* _TASK DESCRIPTION_
Report the total number of lines that include the string "DELLE", without any other text.

* _MATERIAL SUPPLIED_
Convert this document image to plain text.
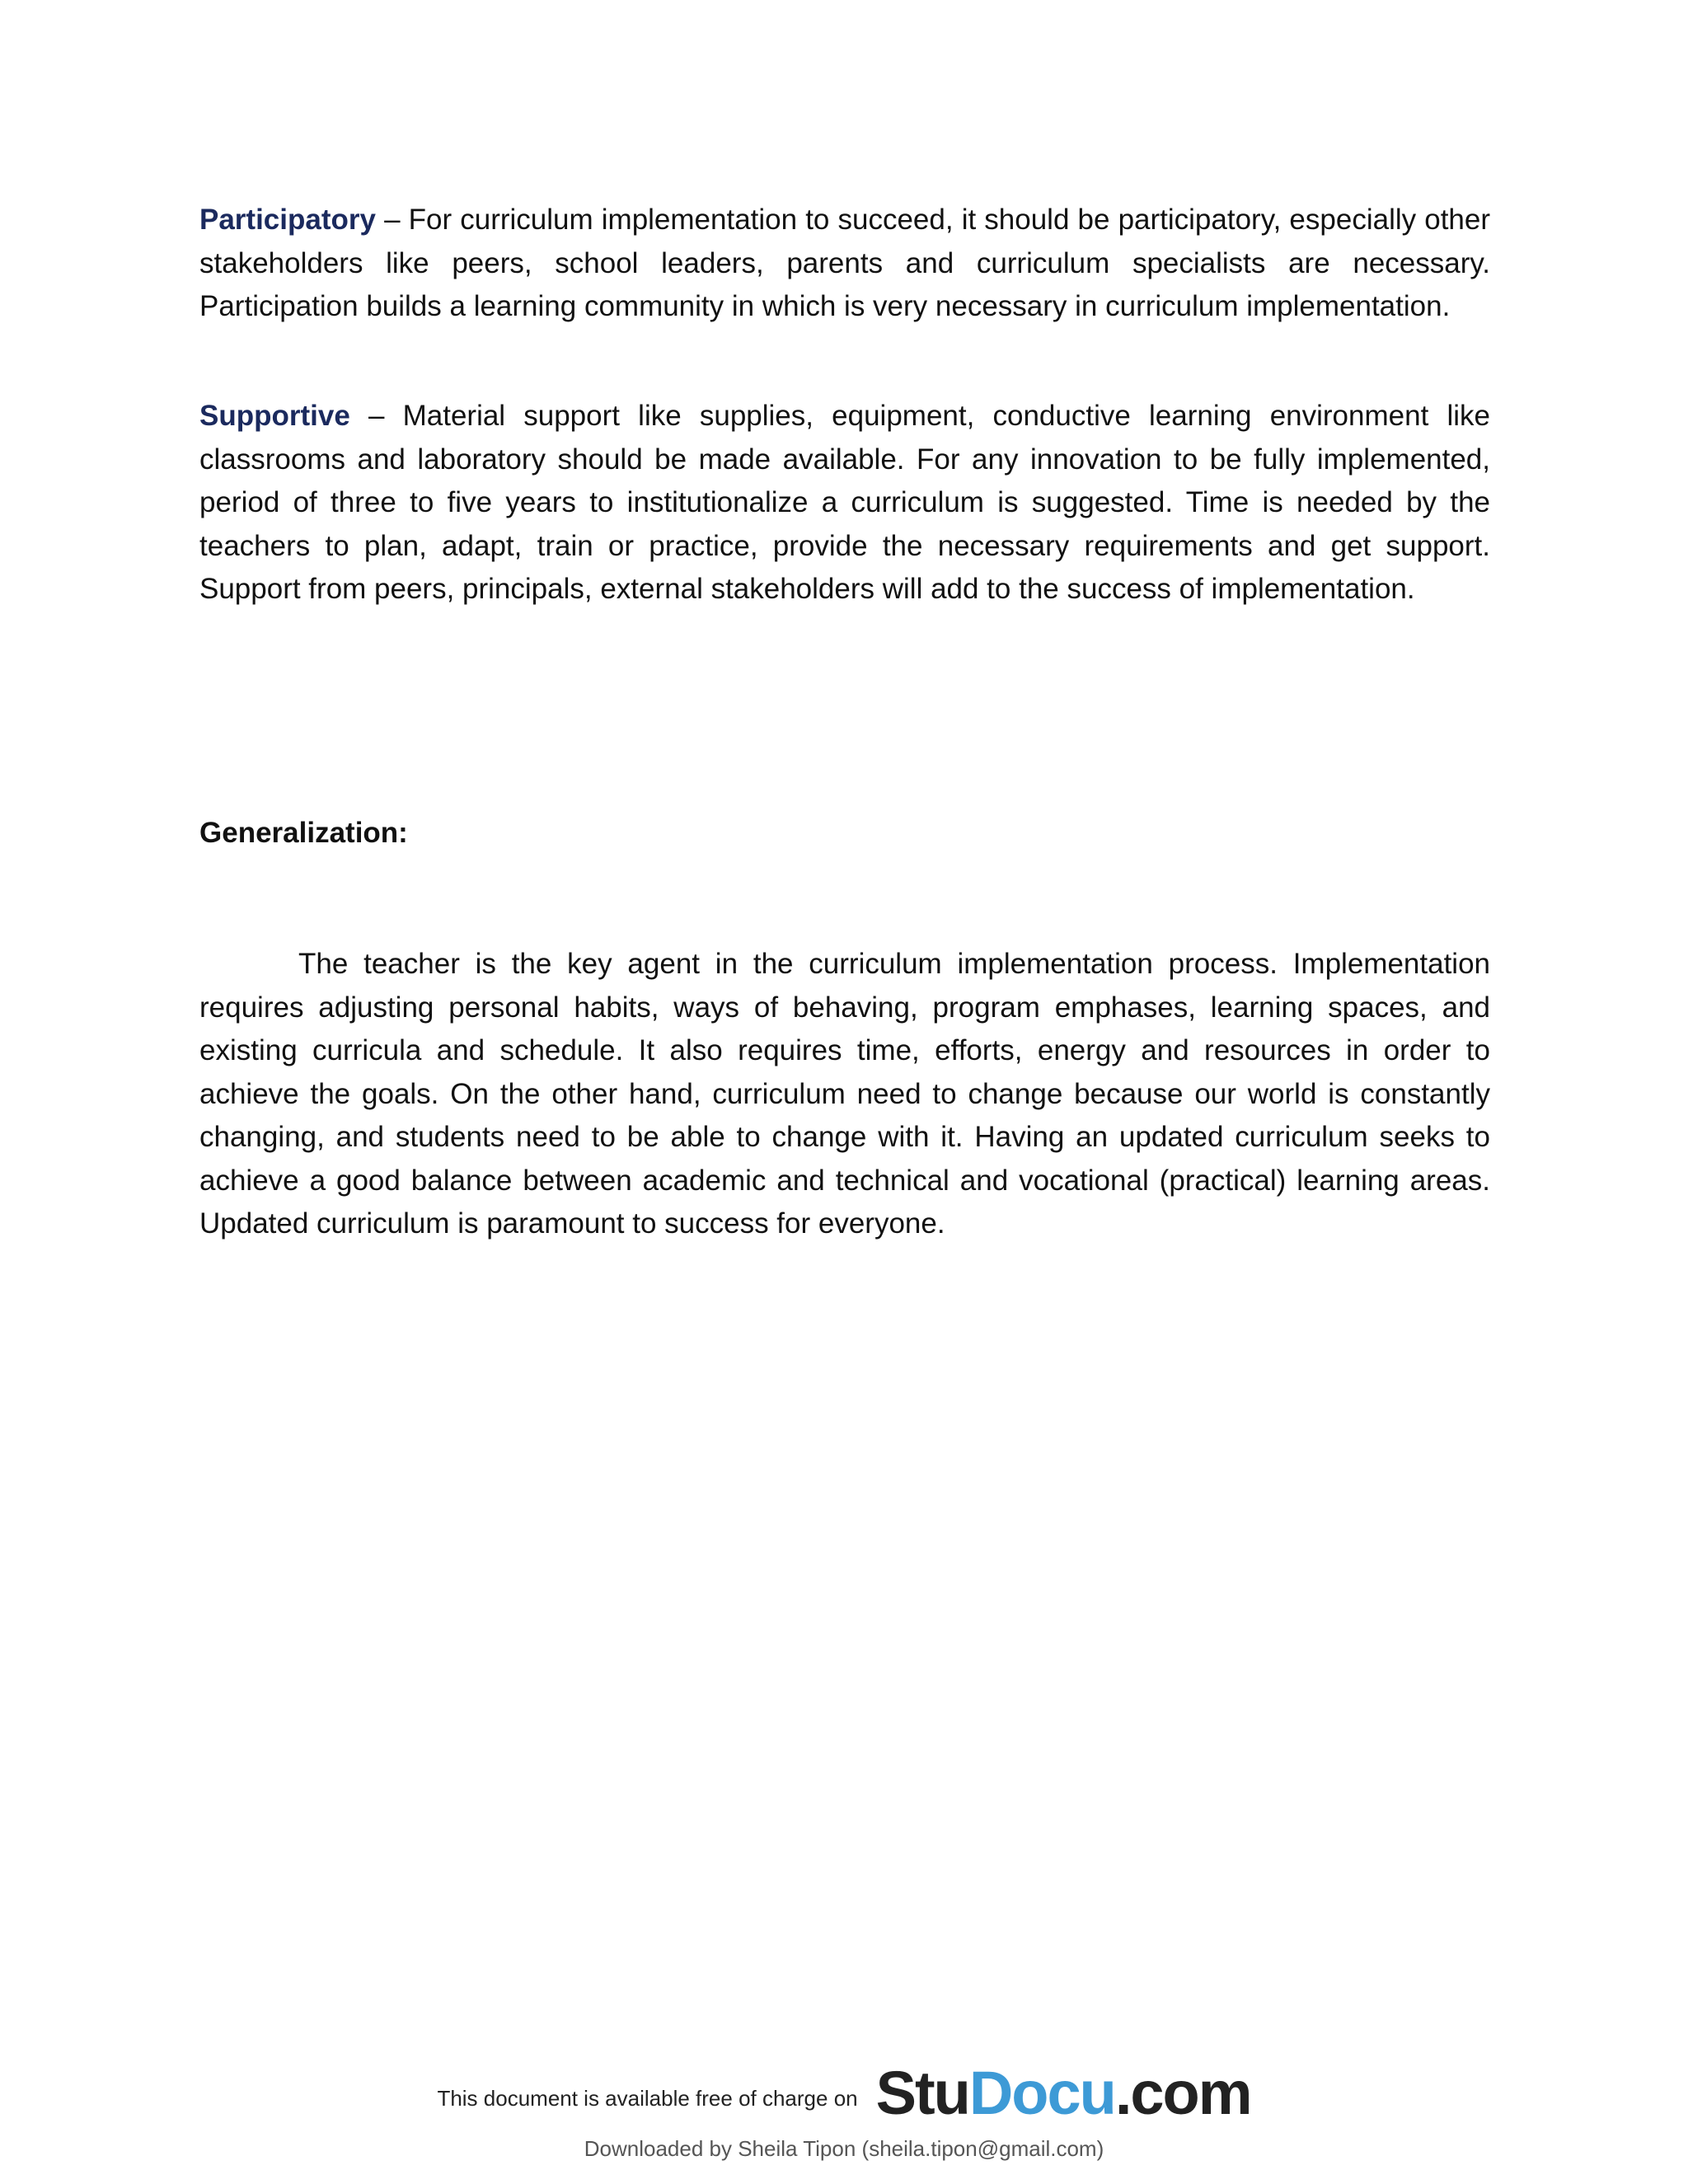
Participatory – For curriculum implementation to succeed, it should be participatory, especially other stakeholders like peers, school leaders, parents and curriculum specialists are necessary. Participation builds a learning community in which is very necessary in curriculum implementation.

Supportive – Material support like supplies, equipment, conductive learning environment like classrooms and laboratory should be made available. For any innovation to be fully implemented, period of three to five years to institutionalize a curriculum is suggested. Time is needed by the teachers to plan, adapt, train or practice, provide the necessary requirements and get support. Support from peers, principals, external stakeholders will add to the success of implementation.

Generalization:

The teacher is the key agent in the curriculum implementation process. Implementation requires adjusting personal habits, ways of behaving, program emphases, learning spaces, and existing curricula and schedule. It also requires time, efforts, energy and resources in order to achieve the goals. On the other hand, curriculum need to change because our world is constantly changing, and students need to be able to change with it. Having an updated curriculum seeks to achieve a good balance between academic and technical and vocational (practical) learning areas. Updated curriculum is paramount to success for everyone.

This document is available free of charge on StuDocu.com
Downloaded by Sheila Tipon (sheila.tipon@gmail.com)
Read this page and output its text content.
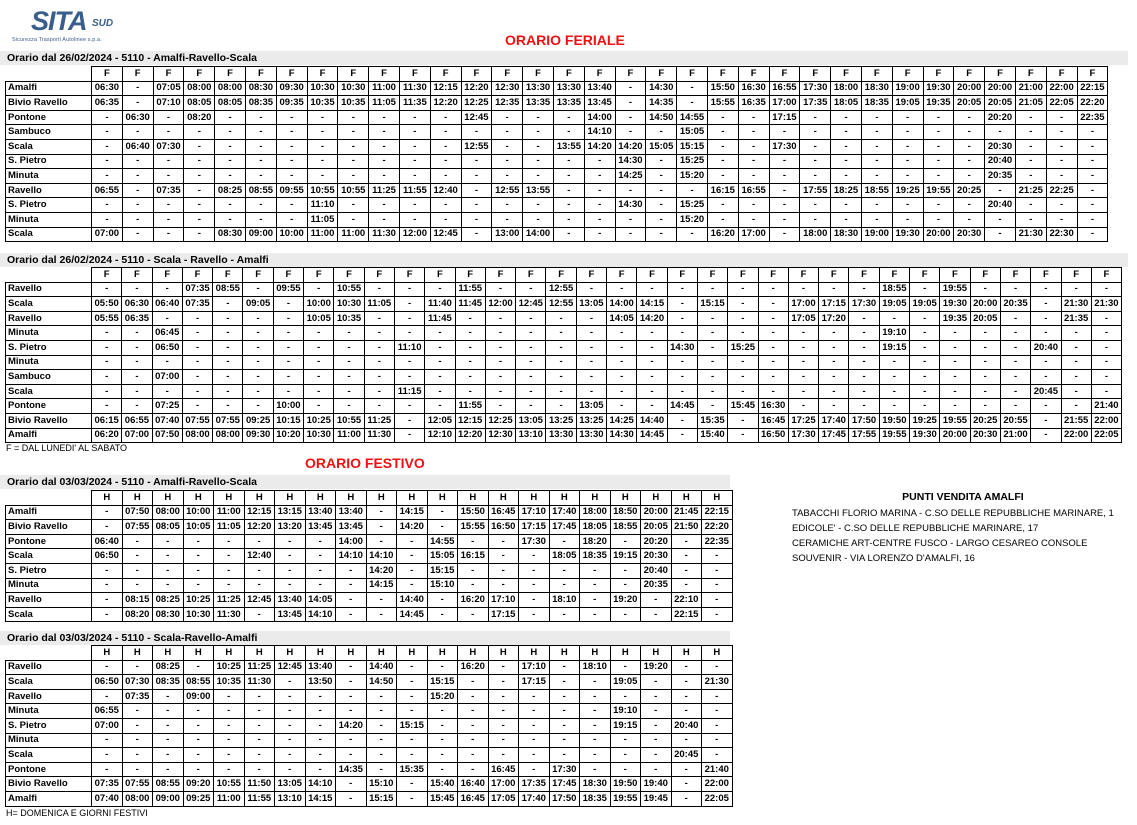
SITA SUD
Sicurezza Trasporti Autolinee s.p.a.	ORARIO FERIALE
ORARIO FESTIVO
Orario dal 26/02/2024 - 5110 - Amalfi-Ravello-Scala
	F	F	F	F	F	F	F	F	F	F	F	F	F	F	F	F	F	F	F	F	F	F	F	F	F	F	F	F	F	F	F	F	F
Amalfi	06:30	-	07:05	08:00	08:00	08:30	09:30	10:30	10:30	11:00	11:30	12:15	12:20	12:30	13:30	13:30	13:40	-	14:30	-	15:50	16:30	16:55	17:30	18:00	18:30	19:00	19:30	20:00	20:00	21:00	22:00	22:15
Bivio Ravello	06:35	-	07:10	08:05	08:05	08:35	09:35	10:35	10:35	11:05	11:35	12:20	12:25	12:35	13:35	13:35	13:45	-	14:35	-	15:55	16:35	17:00	17:35	18:05	18:35	19:05	19:35	20:05	20:05	21:05	22:05	22:20
Pontone	-	06:30	-	08:20	-	-	-	-	-	-	-	-	12:45	-	-	-	14:00	-	14:50	14:55	-	-	17:15	-	-	-	-	-	-	20:20	-	-	22:35
Sambuco	-	-	-	-	-	-	-	-	-	-	-	-	-	-	-	-	14:10	-	-	15:05	-	-	-	-	-	-	-	-	-	-	-	-	-
Scala	-	06:40	07:30	-	-	-	-	-	-	-	-	-	12:55	-	-	13:55	14:20	14:20	15:05	15:15	-	-	17:30	-	-	-	-	-	-	20:30	-	-	-
S. Pietro	-	-	-	-	-	-	-	-	-	-	-	-	-	-	-	-	-	14:30	-	15:25	-	-	-	-	-	-	-	-	-	20:40	-	-	-
Minuta	-	-	-	-	-	-	-	-	-	-	-	-	-	-	-	-	-	14:25	-	15:20	-	-	-	-	-	-	-	-	-	20:35	-	-	-
Ravello	06:55	-	07:35	-	08:25	08:55	09:55	10:55	10:55	11:25	11:55	12:40	-	12:55	13:55	-	-	-	-	-	16:15	16:55	-	17:55	18:25	18:55	19:25	19:55	20:25	-	21:25	22:25	-
S. Pietro	-	-	-	-	-	-	-	11:10	-	-	-	-	-	-	-	-	-	14:30	-	15:25	-	-	-	-	-	-	-	-	-	20:40	-	-	-
Minuta	-	-	-	-	-	-	-	11:05	-	-	-	-	-	-	-	-	-	-	-	15:20	-	-	-	-	-	-	-	-	-	-	-	-	-
Scala	07:00	-	-	-	08:30	09:00	10:00	11:00	11:00	11:30	12:00	12:45	-	13:00	14:00	-	-	-	-	-	16:20	17:00	-	18:00	18:30	19:00	19:30	20:00	20:30	-	21:30	22:30	-
Orario dal 26/02/2024 - 5110 - Scala - Ravello - Amalfi
	F	F	F	F	F	F	F	F	F	F	F	F	F	F	F	F	F	F	F	F	F	F	F	F	F	F	F	F	F	F	F	F	F	F
Ravello	-	-	-	07:35	08:55	-	09:55	-	10:55	-	-	-	11:55	-	-	12:55	-	-	-	-	-	-	-	-	-	-	18:55	-	19:55	-	-	-	-	-
Scala	05:50	06:30	06:40	07:35	-	09:05	-	10:00	10:30	11:05	-	11:40	11:45	12:00	12:45	12:55	13:05	14:00	14:15	-	15:15	-	-	17:00	17:15	17:30	19:05	19:05	19:30	20:00	20:35	-	21:30	21:30
Ravello	05:55	06:35	-	-	-	-	-	10:05	10:35	-	-	11:45	-	-	-	-	-	14:05	14:20	-	-	-	-	17:05	17:20	-	-	-	19:35	20:05	-	-	21:35	-
Minuta	-	-	06:45	-	-	-	-	-	-	-	-	-	-	-	-	-	-	-	-	-	-	-	-	-	-	-	19:10	-	-	-	-	-	-	-
S. Pietro	-	-	06:50	-	-	-	-	-	-	-	11:10	-	-	-	-	-	-	-	-	14:30	-	15:25	-	-	-	-	19:15	-	-	-	-	20:40	-	-
Minuta	-	-	-	-	-	-	-	-	-	-	-	-	-	-	-	-	-	-	-	-	-	-	-	-	-	-	-	-	-	-	-	-	-	-
Sambuco	-	-	07:00	-	-	-	-	-	-	-	-	-	-	-	-	-	-	-	-	-	-	-	-	-	-	-	-	-	-	-	-	-	-	-
Scala	-	-	-	-	-	-	-	-	-	-	11:15	-	-	-	-	-	-	-	-	-	-	-	-	-	-	-	-	-	-	-	-	20:45	-	-
Pontone	-	-	07:25	-	-	-	10:00	-	-	-	-	-	11:55	-	-	-	13:05	-	-	14:45	-	15:45	16:30	-	-	-	-	-	-	-	-	-	-	21:40
Bivio Ravello	06:15	06:55	07:40	07:55	07:55	09:25	10:15	10:25	10:55	11:25	-	12:05	12:15	12:25	13:05	13:25	13:25	14:25	14:40	-	15:35	-	16:45	17:25	17:40	17:50	19:50	19:25	19:55	20:25	20:55	-	21:55	22:00
Amalfi	06:20	07:00	07:50	08:00	08:00	09:30	10:20	10:30	11:00	11:30	-	12:10	12:20	12:30	13:10	13:30	13:30	14:30	14:45	-	15:40	-	16:50	17:30	17:45	17:55	19:55	19:30	20:00	20:30	21:00	-	22:00	22:05
F = DAL LUNEDI' AL SABATO
Orario dal 03/03/2024 - 5110 - Amalfi-Ravello-Scala
	H	H	H	H	H	H	H	H	H	H	H	H	H	H	H	H	H	H	H	H	H
Amalfi	-	07:50	08:00	10:00	11:00	12:15	13:15	13:40	13:40	-	14:15	-	15:50	16:45	17:10	17:40	18:00	18:50	20:00	21:45	22:15
Bivio Ravello	-	07:55	08:05	10:05	11:05	12:20	13:20	13:45	13:45	-	14:20	-	15:55	16:50	17:15	17:45	18:05	18:55	20:05	21:50	22:20
Pontone	06:40	-	-	-	-	-	-	-	14:00	-	-	14:55	-	-	17:30	-	18:20	-	20:20	-	22:35
Scala	06:50	-	-	-	-	12:40	-	-	14:10	14:10	-	15:05	16:15	-	-	18:05	18:35	19:15	20:30	-	-
S. Pietro	-	-	-	-	-	-	-	-	-	14:20	-	15:15	-	-	-	-	-	-	20:40	-	-
Minuta	-	-	-	-	-	-	-	-	-	14:15	-	15:10	-	-	-	-	-	-	20:35	-	-
Ravello	-	08:15	08:25	10:25	11:25	12:45	13:40	14:05	-	-	14:40	-	16:20	17:10	-	18:10	-	19:20	-	22:10	-
Scala	-	08:20	08:30	10:30	11:30	-	13:45	14:10	-	-	14:45	-	-	17:15	-	-	-	-	-	22:15	-
Orario dal 03/03/2024 - 5110 - Scala-Ravello-Amalfi
	H	H	H	H	H	H	H	H	H	H	H	H	H	H	H	H	H	H	H	H	H
Ravello	-	-	08:25	-	10:25	11:25	12:45	13:40	-	14:40	-	-	16:20	-	17:10	-	18:10	-	19:20	-	-
Scala	06:50	07:30	08:35	08:55	10:35	11:30	-	13:50	-	14:50	-	15:15	-	-	17:15	-	-	19:05	-	-	21:30
Ravello	-	07:35	-	09:00	-	-	-	-	-	-	-	15:20	-	-	-	-	-	-	-	-	-
Minuta	06:55	-	-	-	-	-	-	-	-	-	-	-	-	-	-	-	-	19:10	-	-	-
S. Pietro	07:00	-	-	-	-	-	-	-	14:20	-	15:15	-	-	-	-	-	-	19:15	-	20:40	-
Minuta	-	-	-	-	-	-	-	-	-	-	-	-	-	-	-	-	-	-	-	-	-
Scala	-	-	-	-	-	-	-	-	-	-	-	-	-	-	-	-	-	-	-	20:45	-
Pontone	-	-	-	-	-	-	-	-	14:35	-	15:35	-	-	16:45	-	17:30	-	-	-	-	21:40
Bivio Ravello	07:35	07:55	08:55	09:20	10:55	11:50	13:05	14:10	-	15:10	-	15:40	16:40	17:00	17:35	17:45	18:30	19:50	19:40	-	22:00
Amalfi	07:40	08:00	09:00	09:25	11:00	11:55	13:10	14:15	-	15:15	-	15:45	16:45	17:05	17:40	17:50	18:35	19:55	19:45	-	22:05
H= DOMENICA E GIORNI FESTIVI
PUNTI VENDITA AMALFI
TABACCHI FLORIO MARINA - C.SO DELLE REPUBBLICHE MARINARE, 1
EDICOLE' - C.SO DELLE REPUBBLICHE MARINARE, 17
CERAMICHE ART-CENTRE FUSCO - LARGO CESAREO CONSOLE
SOUVENIR - VIA LORENZO D'AMALFI, 16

* _RIGHT ANSWER_
2